## GOAL
Transcribe each record below word for word.
####################
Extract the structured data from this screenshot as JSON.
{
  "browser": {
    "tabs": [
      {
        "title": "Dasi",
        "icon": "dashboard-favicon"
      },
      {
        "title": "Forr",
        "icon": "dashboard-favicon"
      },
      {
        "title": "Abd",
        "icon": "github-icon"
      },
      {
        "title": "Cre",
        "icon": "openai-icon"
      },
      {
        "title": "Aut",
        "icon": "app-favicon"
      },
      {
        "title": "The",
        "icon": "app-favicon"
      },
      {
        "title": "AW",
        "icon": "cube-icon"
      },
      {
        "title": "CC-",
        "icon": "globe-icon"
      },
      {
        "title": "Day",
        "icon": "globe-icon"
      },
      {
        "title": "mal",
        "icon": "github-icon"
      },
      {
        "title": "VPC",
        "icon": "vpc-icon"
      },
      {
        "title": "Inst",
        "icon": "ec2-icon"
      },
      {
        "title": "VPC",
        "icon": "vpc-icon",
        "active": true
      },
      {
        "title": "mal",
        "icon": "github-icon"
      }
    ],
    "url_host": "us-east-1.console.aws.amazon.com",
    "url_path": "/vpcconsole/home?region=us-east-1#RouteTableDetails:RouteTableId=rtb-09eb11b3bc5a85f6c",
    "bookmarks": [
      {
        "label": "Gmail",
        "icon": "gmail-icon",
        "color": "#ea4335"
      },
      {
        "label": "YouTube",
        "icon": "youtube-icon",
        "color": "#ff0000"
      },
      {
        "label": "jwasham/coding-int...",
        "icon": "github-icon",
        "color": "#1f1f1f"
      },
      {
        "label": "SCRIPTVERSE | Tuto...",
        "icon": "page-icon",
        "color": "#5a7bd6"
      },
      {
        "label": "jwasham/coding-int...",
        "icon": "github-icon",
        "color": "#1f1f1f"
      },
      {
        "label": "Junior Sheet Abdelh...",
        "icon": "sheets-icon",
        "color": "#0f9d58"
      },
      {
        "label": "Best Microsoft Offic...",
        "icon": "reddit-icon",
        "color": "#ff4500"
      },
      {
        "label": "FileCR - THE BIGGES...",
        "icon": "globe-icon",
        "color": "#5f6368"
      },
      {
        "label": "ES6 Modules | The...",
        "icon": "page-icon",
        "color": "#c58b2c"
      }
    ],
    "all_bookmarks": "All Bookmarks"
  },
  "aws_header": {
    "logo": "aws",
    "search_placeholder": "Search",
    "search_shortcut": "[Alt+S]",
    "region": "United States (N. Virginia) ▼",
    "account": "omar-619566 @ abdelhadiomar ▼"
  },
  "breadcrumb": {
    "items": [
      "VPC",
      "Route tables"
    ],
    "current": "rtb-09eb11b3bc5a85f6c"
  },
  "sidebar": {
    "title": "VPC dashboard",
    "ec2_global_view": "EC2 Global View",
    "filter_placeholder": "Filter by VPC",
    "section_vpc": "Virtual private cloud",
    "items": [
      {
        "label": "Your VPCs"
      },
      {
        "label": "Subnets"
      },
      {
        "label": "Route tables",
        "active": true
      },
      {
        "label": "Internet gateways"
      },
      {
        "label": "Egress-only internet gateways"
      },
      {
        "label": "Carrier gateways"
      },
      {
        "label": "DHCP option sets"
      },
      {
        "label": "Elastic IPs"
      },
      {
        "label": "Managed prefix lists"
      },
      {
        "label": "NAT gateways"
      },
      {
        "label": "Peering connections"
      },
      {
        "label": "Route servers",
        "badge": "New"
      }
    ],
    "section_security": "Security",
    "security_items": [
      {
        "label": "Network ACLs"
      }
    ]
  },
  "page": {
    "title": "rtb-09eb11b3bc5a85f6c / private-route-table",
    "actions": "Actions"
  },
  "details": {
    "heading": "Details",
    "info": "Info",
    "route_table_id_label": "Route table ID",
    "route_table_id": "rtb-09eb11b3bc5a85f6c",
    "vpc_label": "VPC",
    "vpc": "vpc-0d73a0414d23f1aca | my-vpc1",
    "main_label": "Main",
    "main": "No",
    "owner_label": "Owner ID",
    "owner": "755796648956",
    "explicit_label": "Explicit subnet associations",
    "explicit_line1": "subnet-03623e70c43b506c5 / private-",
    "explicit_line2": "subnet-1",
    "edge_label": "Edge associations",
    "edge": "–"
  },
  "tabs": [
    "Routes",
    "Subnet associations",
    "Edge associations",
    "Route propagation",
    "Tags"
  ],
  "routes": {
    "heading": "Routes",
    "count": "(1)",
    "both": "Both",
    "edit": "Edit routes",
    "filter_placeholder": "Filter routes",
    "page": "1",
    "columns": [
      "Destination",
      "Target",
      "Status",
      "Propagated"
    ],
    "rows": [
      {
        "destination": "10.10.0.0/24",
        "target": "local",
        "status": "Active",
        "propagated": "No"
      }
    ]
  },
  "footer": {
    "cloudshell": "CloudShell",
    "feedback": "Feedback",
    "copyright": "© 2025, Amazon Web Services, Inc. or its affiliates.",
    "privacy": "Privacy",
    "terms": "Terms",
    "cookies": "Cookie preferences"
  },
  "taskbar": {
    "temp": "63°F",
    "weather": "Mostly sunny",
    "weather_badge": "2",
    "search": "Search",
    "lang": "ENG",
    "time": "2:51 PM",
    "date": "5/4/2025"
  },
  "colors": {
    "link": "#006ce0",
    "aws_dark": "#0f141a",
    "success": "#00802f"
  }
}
####################
## IN RESPONSE
Extract the structured data from this screenshot as JSON.
{
  "browser": {
    "tabs": [
      {
        "title": "Dasi",
        "icon": "dashboard-favicon"
      },
      {
        "title": "Forr",
        "icon": "dashboard-favicon"
      },
      {
        "title": "Abd",
        "icon": "github-icon"
      },
      {
        "title": "Cre",
        "icon": "openai-icon"
      },
      {
        "title": "Aut",
        "icon": "app-favicon"
      },
      {
        "title": "The",
        "icon": "app-favicon"
      },
      {
        "title": "AW",
        "icon": "cube-icon"
      },
      {
        "title": "CC-",
        "icon": "globe-icon"
      },
      {
        "title": "Day",
        "icon": "globe-icon"
      },
      {
        "title": "mal",
        "icon": "github-icon"
      },
      {
        "title": "VPC",
        "icon": "vpc-icon"
      },
      {
        "title": "Inst",
        "icon": "ec2-icon"
      },
      {
        "title": "VPC",
        "icon": "vpc-icon",
        "active": true
      },
      {
        "title": "mal",
        "icon": "github-icon"
      }
    ],
    "url_host": "us-east-1.console.aws.amazon.com",
    "url_path": "/vpcconsole/home?region=us-east-1#RouteTableDetails:RouteTableId=rtb-09eb11b3bc5a85f6c",
    "bookmarks": [
      {
        "label": "Gmail",
        "icon": "gmail-icon",
        "color": "#ea4335"
      },
      {
        "label": "YouTube",
        "icon": "youtube-icon",
        "color": "#ff0000"
      },
      {
        "label": "jwasham/coding-int...",
        "icon": "github-icon",
        "color": "#1f1f1f"
      },
      {
        "label": "SCRIPTVERSE | Tuto...",
        "icon": "page-icon",
        "color": "#5a7bd6"
      },
      {
        "label": "jwasham/coding-int...",
        "icon": "github-icon",
        "color": "#1f1f1f"
      },
      {
        "label": "Junior Sheet Abdelh...",
        "icon": "sheets-icon",
        "color": "#0f9d58"
      },
      {
        "label": "Best Microsoft Offic...",
        "icon": "reddit-icon",
        "color": "#ff4500"
      },
      {
        "label": "FileCR - THE BIGGES...",
        "icon": "globe-icon",
        "color": "#5f6368"
      },
      {
        "label": "ES6 Modules | The...",
        "icon": "page-icon",
        "color": "#c58b2c"
      }
    ],
    "all_bookmarks": "All Bookmarks"
  },
  "aws_header": {
    "logo": "aws",
    "search_placeholder": "Search",
    "search_shortcut": "[Alt+S]",
    "region": "United States (N. Virginia) ▼",
    "account": "omar-619566 @ abdelhadiomar ▼"
  },
  "breadcrumb": {
    "items": [
      "VPC",
      "Route tables"
    ],
    "current": "rtb-09eb11b3bc5a85f6c"
  },
  "sidebar": {
    "title": "VPC dashboard",
    "ec2_global_view": "EC2 Global View",
    "filter_placeholder": "Filter by VPC",
    "section_vpc": "Virtual private cloud",
    "items": [
      {
        "label": "Your VPCs"
      },
      {
        "label": "Subnets"
      },
      {
        "label": "Route tables",
        "active": true
      },
      {
        "label": "Internet gateways"
      },
      {
        "label": "Egress-only internet gateways"
      },
      {
        "label": "Carrier gateways"
      },
      {
        "label": "DHCP option sets"
      },
      {
        "label": "Elastic IPs"
      },
      {
        "label": "Managed prefix lists"
      },
      {
        "label": "NAT gateways"
      },
      {
        "label": "Peering connections"
      },
      {
        "label": "Route servers",
        "badge": "New"
      }
    ],
    "section_security": "Security",
    "security_items": [
      {
        "label": "Network ACLs"
      }
    ]
  },
  "page": {
    "title": "rtb-09eb11b3bc5a85f6c / private-route-table",
    "actions": "Actions"
  },
  "details": {
    "heading": "Details",
    "info": "Info",
    "route_table_id_label": "Route table ID",
    "route_table_id": "rtb-09eb11b3bc5a85f6c",
    "vpc_label": "VPC",
    "vpc": "vpc-0d73a0414d23f1aca | my-vpc1",
    "main_label": "Main",
    "main": "No",
    "owner_label": "Owner ID",
    "owner": "755796648956",
    "explicit_label": "Explicit subnet associations",
    "explicit_line1": "subnet-03623e70c43b506c5 / private-",
    "explicit_line2": "subnet-1",
    "edge_label": "Edge associations",
    "edge": "–"
  },
  "tabs": [
    "Routes",
    "Subnet associations",
    "Edge associations",
    "Route propagation",
    "Tags"
  ],
  "routes": {
    "heading": "Routes",
    "count": "(1)",
    "both": "Both",
    "edit": "Edit routes",
    "filter_placeholder": "Filter routes",
    "page": "1",
    "columns": [
      "Destination",
      "Target",
      "Status",
      "Propagated"
    ],
    "rows": [
      {
        "destination": "10.10.0.0/24",
        "target": "local",
        "status": "Active",
        "propagated": "No"
      }
    ]
  },
  "footer": {
    "cloudshell": "CloudShell",
    "feedback": "Feedback",
    "copyright": "© 2025, Amazon Web Services, Inc. or its affiliates.",
    "privacy": "Privacy",
    "terms": "Terms",
    "cookies": "Cookie preferences"
  },
  "taskbar": {
    "temp": "63°F",
    "weather": "Mostly sunny",
    "weather_badge": "2",
    "search": "Search",
    "lang": "ENG",
    "time": "2:51 PM",
    "date": "5/4/2025"
  },
  "colors": {
    "link": "#006ce0",
    "aws_dark": "#0f141a",
    "success": "#00802f"
  }
}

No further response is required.